### Given problem
Tally the lines that contain "title" and report the total alone.

### Material for this task
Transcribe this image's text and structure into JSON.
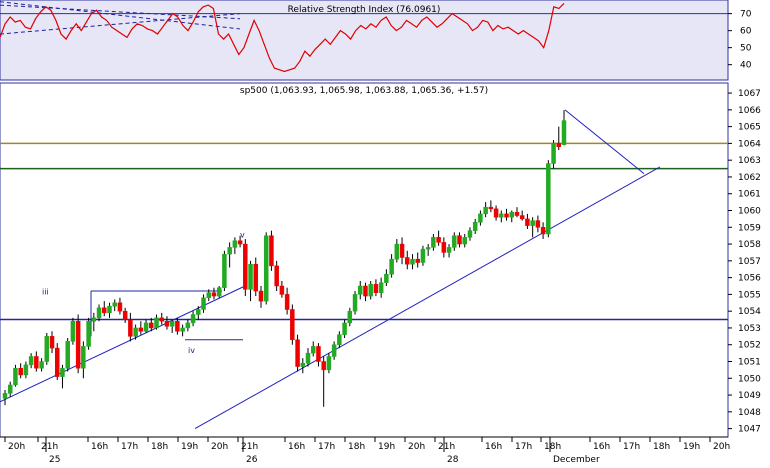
{
  "chart_data": [
    {
      "type": "line",
      "title": "Relative Strength Index (76.0961)",
      "ylim": [
        31,
        78
      ],
      "yticks": [
        40,
        50,
        60,
        70
      ],
      "reference_lines": [
        70
      ],
      "series": [
        {
          "color": "#e00000",
          "values": [
            56,
            64,
            68,
            65,
            66,
            62,
            61,
            67,
            71,
            74,
            72,
            66,
            58,
            55,
            60,
            64,
            60,
            65,
            70,
            72,
            68,
            66,
            62,
            60,
            58,
            56,
            61,
            64,
            63,
            61,
            60,
            58,
            62,
            66,
            70,
            68,
            63,
            60,
            65,
            71,
            74,
            75,
            73,
            58,
            55,
            58,
            52,
            46,
            50,
            58,
            66,
            60,
            52,
            44,
            38,
            37,
            36,
            37,
            38,
            42,
            48,
            45,
            49,
            52,
            55,
            52,
            56,
            60,
            58,
            55,
            60,
            63,
            61,
            64,
            62,
            66,
            68,
            63,
            60,
            62,
            66,
            64,
            62,
            66,
            68,
            65,
            62,
            64,
            67,
            70,
            68,
            66,
            64,
            60,
            62,
            66,
            65,
            60,
            63,
            61,
            62,
            60,
            58,
            60,
            58,
            56,
            54,
            50,
            60,
            74,
            73,
            76
          ]
        }
      ],
      "trendlines": [
        {
          "x0": 0,
          "y0": 77,
          "x1": 240,
          "y1": 61
        },
        {
          "x0": 0,
          "y0": 58,
          "x1": 240,
          "y1": 70
        },
        {
          "x0": 0,
          "y0": 75,
          "x1": 240,
          "y1": 67
        }
      ]
    },
    {
      "type": "candlestick",
      "title": "sp500 (1,063.93, 1,065.98, 1,063.88, 1,065.36, +1.57)",
      "ylim": [
        1046.5,
        1067.6
      ],
      "yticks": [
        1047,
        1048,
        1049,
        1050,
        1051,
        1052,
        1053,
        1054,
        1055,
        1056,
        1057,
        1058,
        1059,
        1060,
        1061,
        1062,
        1063,
        1064,
        1065,
        1066,
        1067
      ],
      "x_ticks": [
        "20h",
        "21h",
        "16h",
        "17h",
        "18h",
        "19h",
        "20h",
        "21h",
        "16h",
        "17h",
        "18h",
        "19h",
        "20h",
        "21h",
        "16h",
        "17h",
        "18h",
        "16h",
        "17h",
        "18h",
        "19h",
        "20h"
      ],
      "date_labels": [
        "25",
        "26",
        "28",
        "December"
      ],
      "annotations": [
        "iii",
        "iv",
        "v"
      ],
      "horizontal_lines": [
        {
          "value": 1064.0,
          "color": "#a08a20"
        },
        {
          "value": 1062.5,
          "color": "#1f5f1f"
        },
        {
          "value": 1053.5,
          "color": "#2525a0"
        }
      ],
      "trendlines": [
        {
          "x0": 0,
          "y0": 1048.6,
          "x1": 245,
          "y1": 1055.5
        },
        {
          "x0": 195,
          "y0": 1047.0,
          "x1": 660,
          "y1": 1062.6
        },
        {
          "x0": 565,
          "y0": 1066.0,
          "x1": 644,
          "y1": 1062.2
        }
      ],
      "boxes": [
        {
          "label": "iii",
          "x0": 91,
          "x1": 222,
          "y_top": 1055.2,
          "y_bottom": 1052.5
        }
      ],
      "candles": [
        [
          1048.8,
          1049.3,
          1048.4,
          1049.1
        ],
        [
          1049.1,
          1049.8,
          1048.9,
          1049.6
        ],
        [
          1049.6,
          1050.8,
          1049.5,
          1050.6
        ],
        [
          1050.6,
          1050.9,
          1050.0,
          1050.2
        ],
        [
          1050.2,
          1051.0,
          1050.0,
          1050.8
        ],
        [
          1050.8,
          1051.5,
          1050.6,
          1051.3
        ],
        [
          1051.3,
          1051.6,
          1050.4,
          1050.6
        ],
        [
          1050.6,
          1051.2,
          1050.4,
          1051.0
        ],
        [
          1051.0,
          1052.7,
          1050.8,
          1052.5
        ],
        [
          1052.5,
          1052.8,
          1051.5,
          1051.8
        ],
        [
          1051.8,
          1052.1,
          1049.9,
          1050.1
        ],
        [
          1050.1,
          1050.8,
          1049.4,
          1050.6
        ],
        [
          1050.6,
          1052.4,
          1050.4,
          1052.2
        ],
        [
          1052.2,
          1053.6,
          1052.0,
          1053.4
        ],
        [
          1053.4,
          1053.8,
          1050.3,
          1050.6
        ],
        [
          1050.6,
          1052.2,
          1050.0,
          1051.9
        ],
        [
          1051.9,
          1053.6,
          1051.7,
          1053.4
        ],
        [
          1053.4,
          1053.9,
          1052.8,
          1053.6
        ],
        [
          1053.6,
          1054.4,
          1053.4,
          1054.2
        ],
        [
          1054.2,
          1054.6,
          1053.7,
          1053.9
        ],
        [
          1053.9,
          1054.5,
          1053.6,
          1054.3
        ],
        [
          1054.3,
          1054.7,
          1054.0,
          1054.5
        ],
        [
          1054.5,
          1054.8,
          1053.8,
          1054.0
        ],
        [
          1054.0,
          1054.2,
          1053.3,
          1053.5
        ],
        [
          1053.5,
          1053.9,
          1052.2,
          1052.5
        ],
        [
          1052.5,
          1053.2,
          1052.3,
          1053.0
        ],
        [
          1053.0,
          1053.4,
          1052.6,
          1052.8
        ],
        [
          1052.8,
          1053.5,
          1052.7,
          1053.3
        ],
        [
          1053.3,
          1053.6,
          1052.8,
          1053.0
        ],
        [
          1053.0,
          1053.8,
          1052.9,
          1053.6
        ],
        [
          1053.6,
          1053.9,
          1053.2,
          1053.4
        ],
        [
          1053.4,
          1053.7,
          1052.9,
          1053.1
        ],
        [
          1053.1,
          1053.5,
          1052.7,
          1053.4
        ],
        [
          1053.4,
          1053.6,
          1052.6,
          1052.8
        ],
        [
          1052.8,
          1053.2,
          1052.5,
          1053.0
        ],
        [
          1053.0,
          1053.5,
          1052.8,
          1053.3
        ],
        [
          1053.3,
          1054.0,
          1053.1,
          1053.8
        ],
        [
          1053.8,
          1054.3,
          1053.5,
          1054.1
        ],
        [
          1054.1,
          1055.0,
          1053.9,
          1054.8
        ],
        [
          1054.8,
          1055.3,
          1054.6,
          1055.1
        ],
        [
          1055.1,
          1055.4,
          1054.7,
          1054.9
        ],
        [
          1054.9,
          1055.5,
          1054.8,
          1055.4
        ],
        [
          1055.4,
          1057.6,
          1055.2,
          1057.4
        ],
        [
          1057.4,
          1058.1,
          1056.6,
          1057.8
        ],
        [
          1057.8,
          1058.4,
          1057.4,
          1058.2
        ],
        [
          1058.2,
          1058.5,
          1057.8,
          1058.0
        ],
        [
          1058.0,
          1058.3,
          1054.9,
          1055.3
        ],
        [
          1055.3,
          1057.0,
          1054.6,
          1056.8
        ],
        [
          1056.8,
          1057.2,
          1054.9,
          1055.2
        ],
        [
          1055.2,
          1055.5,
          1054.2,
          1054.6
        ],
        [
          1054.6,
          1058.7,
          1054.4,
          1058.5
        ],
        [
          1058.5,
          1058.8,
          1056.4,
          1056.7
        ],
        [
          1056.7,
          1057.0,
          1055.2,
          1055.5
        ],
        [
          1055.5,
          1055.8,
          1054.8,
          1055.0
        ],
        [
          1055.0,
          1055.4,
          1053.8,
          1054.1
        ],
        [
          1054.1,
          1054.4,
          1052.0,
          1052.3
        ],
        [
          1052.3,
          1052.6,
          1050.4,
          1050.7
        ],
        [
          1050.7,
          1051.2,
          1050.3,
          1050.9
        ],
        [
          1050.9,
          1051.8,
          1050.7,
          1051.5
        ],
        [
          1051.5,
          1052.2,
          1051.3,
          1051.9
        ],
        [
          1051.9,
          1052.1,
          1050.7,
          1051.0
        ],
        [
          1051.0,
          1051.3,
          1048.3,
          1050.5
        ],
        [
          1050.5,
          1051.5,
          1050.3,
          1051.3
        ],
        [
          1051.3,
          1052.2,
          1051.1,
          1052.0
        ],
        [
          1052.0,
          1052.8,
          1051.8,
          1052.6
        ],
        [
          1052.6,
          1053.5,
          1052.4,
          1053.3
        ],
        [
          1053.3,
          1054.2,
          1053.1,
          1054.0
        ],
        [
          1054.0,
          1055.2,
          1053.8,
          1055.0
        ],
        [
          1055.0,
          1055.8,
          1054.7,
          1055.5
        ],
        [
          1055.5,
          1055.7,
          1054.6,
          1054.9
        ],
        [
          1054.9,
          1055.8,
          1054.7,
          1055.6
        ],
        [
          1055.6,
          1055.9,
          1054.9,
          1055.1
        ],
        [
          1055.1,
          1056.0,
          1054.8,
          1055.7
        ],
        [
          1055.7,
          1056.5,
          1055.5,
          1056.2
        ],
        [
          1056.2,
          1057.4,
          1056.0,
          1057.1
        ],
        [
          1057.1,
          1058.3,
          1056.9,
          1058.0
        ],
        [
          1058.0,
          1058.4,
          1056.8,
          1057.2
        ],
        [
          1057.2,
          1057.6,
          1056.5,
          1056.8
        ],
        [
          1056.8,
          1057.4,
          1056.5,
          1057.1
        ],
        [
          1057.1,
          1057.5,
          1056.6,
          1056.9
        ],
        [
          1056.9,
          1057.9,
          1056.7,
          1057.7
        ],
        [
          1057.7,
          1058.0,
          1057.3,
          1057.8
        ],
        [
          1057.8,
          1058.6,
          1057.6,
          1058.4
        ],
        [
          1058.4,
          1058.8,
          1057.9,
          1058.1
        ],
        [
          1058.1,
          1058.4,
          1057.2,
          1057.5
        ],
        [
          1057.5,
          1058.0,
          1057.2,
          1057.8
        ],
        [
          1057.8,
          1058.7,
          1057.6,
          1058.5
        ],
        [
          1058.5,
          1058.7,
          1057.8,
          1058.0
        ],
        [
          1058.0,
          1058.6,
          1057.8,
          1058.4
        ],
        [
          1058.4,
          1059.0,
          1058.2,
          1058.8
        ],
        [
          1058.8,
          1059.5,
          1058.6,
          1059.3
        ],
        [
          1059.3,
          1060.0,
          1059.1,
          1059.8
        ],
        [
          1059.8,
          1060.5,
          1059.6,
          1060.2
        ],
        [
          1060.2,
          1060.6,
          1059.9,
          1060.1
        ],
        [
          1060.1,
          1060.3,
          1059.4,
          1059.6
        ],
        [
          1059.6,
          1060.0,
          1059.3,
          1059.8
        ],
        [
          1059.8,
          1060.1,
          1059.4,
          1059.6
        ],
        [
          1059.6,
          1060.0,
          1059.3,
          1059.9
        ],
        [
          1059.9,
          1060.2,
          1059.6,
          1059.7
        ],
        [
          1059.7,
          1060.0,
          1059.4,
          1059.5
        ],
        [
          1059.5,
          1059.8,
          1058.9,
          1059.1
        ],
        [
          1059.1,
          1059.6,
          1058.4,
          1059.4
        ],
        [
          1059.4,
          1059.7,
          1058.7,
          1059.0
        ],
        [
          1059.0,
          1059.3,
          1058.3,
          1058.6
        ],
        [
          1058.6,
          1063.0,
          1058.4,
          1062.8
        ],
        [
          1062.8,
          1064.2,
          1062.5,
          1064.0
        ],
        [
          1064.0,
          1065.0,
          1063.6,
          1063.8
        ],
        [
          1063.93,
          1065.98,
          1063.88,
          1065.36
        ]
      ]
    }
  ]
}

### Solution for this exercise
2